■ **RECORDS**:
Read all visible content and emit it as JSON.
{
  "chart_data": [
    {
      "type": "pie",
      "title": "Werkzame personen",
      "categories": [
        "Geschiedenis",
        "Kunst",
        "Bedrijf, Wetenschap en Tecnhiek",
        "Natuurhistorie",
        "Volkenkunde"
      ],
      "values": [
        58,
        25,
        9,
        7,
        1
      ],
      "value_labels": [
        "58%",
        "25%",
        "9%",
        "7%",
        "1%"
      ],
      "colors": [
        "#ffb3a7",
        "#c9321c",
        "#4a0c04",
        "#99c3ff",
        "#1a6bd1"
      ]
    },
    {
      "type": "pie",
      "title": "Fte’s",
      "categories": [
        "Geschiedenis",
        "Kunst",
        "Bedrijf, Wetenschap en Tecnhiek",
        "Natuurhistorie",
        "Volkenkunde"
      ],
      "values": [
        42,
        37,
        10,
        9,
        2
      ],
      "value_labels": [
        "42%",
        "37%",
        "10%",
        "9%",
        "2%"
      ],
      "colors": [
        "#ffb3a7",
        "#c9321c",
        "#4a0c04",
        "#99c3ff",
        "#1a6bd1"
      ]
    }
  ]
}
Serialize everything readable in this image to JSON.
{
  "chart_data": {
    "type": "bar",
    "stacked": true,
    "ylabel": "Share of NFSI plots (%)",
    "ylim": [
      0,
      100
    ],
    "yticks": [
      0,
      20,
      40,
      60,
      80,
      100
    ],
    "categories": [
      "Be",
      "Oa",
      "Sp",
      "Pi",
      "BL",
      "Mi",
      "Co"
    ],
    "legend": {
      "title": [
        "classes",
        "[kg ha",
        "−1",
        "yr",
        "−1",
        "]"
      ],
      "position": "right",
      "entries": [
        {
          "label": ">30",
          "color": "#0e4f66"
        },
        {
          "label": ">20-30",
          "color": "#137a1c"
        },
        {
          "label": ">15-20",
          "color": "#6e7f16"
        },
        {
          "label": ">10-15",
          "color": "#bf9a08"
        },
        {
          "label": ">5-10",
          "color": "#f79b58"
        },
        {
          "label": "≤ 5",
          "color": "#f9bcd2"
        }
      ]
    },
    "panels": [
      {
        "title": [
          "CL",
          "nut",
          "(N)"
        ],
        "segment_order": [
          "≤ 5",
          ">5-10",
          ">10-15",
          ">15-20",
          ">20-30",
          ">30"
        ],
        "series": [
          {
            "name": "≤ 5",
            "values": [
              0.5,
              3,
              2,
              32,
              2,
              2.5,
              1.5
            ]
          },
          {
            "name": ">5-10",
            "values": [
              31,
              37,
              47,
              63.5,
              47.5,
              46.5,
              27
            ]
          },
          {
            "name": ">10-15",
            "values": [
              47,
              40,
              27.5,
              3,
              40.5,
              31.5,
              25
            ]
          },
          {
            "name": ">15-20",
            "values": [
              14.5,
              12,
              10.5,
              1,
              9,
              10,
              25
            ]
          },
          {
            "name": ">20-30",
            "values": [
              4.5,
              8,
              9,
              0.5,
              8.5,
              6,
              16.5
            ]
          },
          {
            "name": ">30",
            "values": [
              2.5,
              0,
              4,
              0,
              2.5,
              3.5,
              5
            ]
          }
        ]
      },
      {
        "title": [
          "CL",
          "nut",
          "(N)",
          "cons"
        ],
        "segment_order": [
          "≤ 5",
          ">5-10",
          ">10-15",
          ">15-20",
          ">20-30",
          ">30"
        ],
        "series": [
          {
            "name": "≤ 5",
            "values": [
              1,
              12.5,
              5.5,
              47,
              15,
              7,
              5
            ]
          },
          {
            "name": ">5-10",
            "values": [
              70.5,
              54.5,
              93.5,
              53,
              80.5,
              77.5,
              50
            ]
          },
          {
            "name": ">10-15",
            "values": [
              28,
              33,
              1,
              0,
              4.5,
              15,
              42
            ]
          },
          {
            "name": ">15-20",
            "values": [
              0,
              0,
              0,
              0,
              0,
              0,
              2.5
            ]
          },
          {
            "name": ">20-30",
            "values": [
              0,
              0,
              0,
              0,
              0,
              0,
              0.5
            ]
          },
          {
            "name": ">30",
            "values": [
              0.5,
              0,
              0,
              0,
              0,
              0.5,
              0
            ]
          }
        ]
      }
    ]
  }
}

■ **TASK**: Copy each line holding the word "title" from the listing above.

■ **SOLUTION FOR THIS TASK**:
      "title": "Werkzame personen",
      "title": "Fte’s",
      "title": [
        "title": [
        "title": [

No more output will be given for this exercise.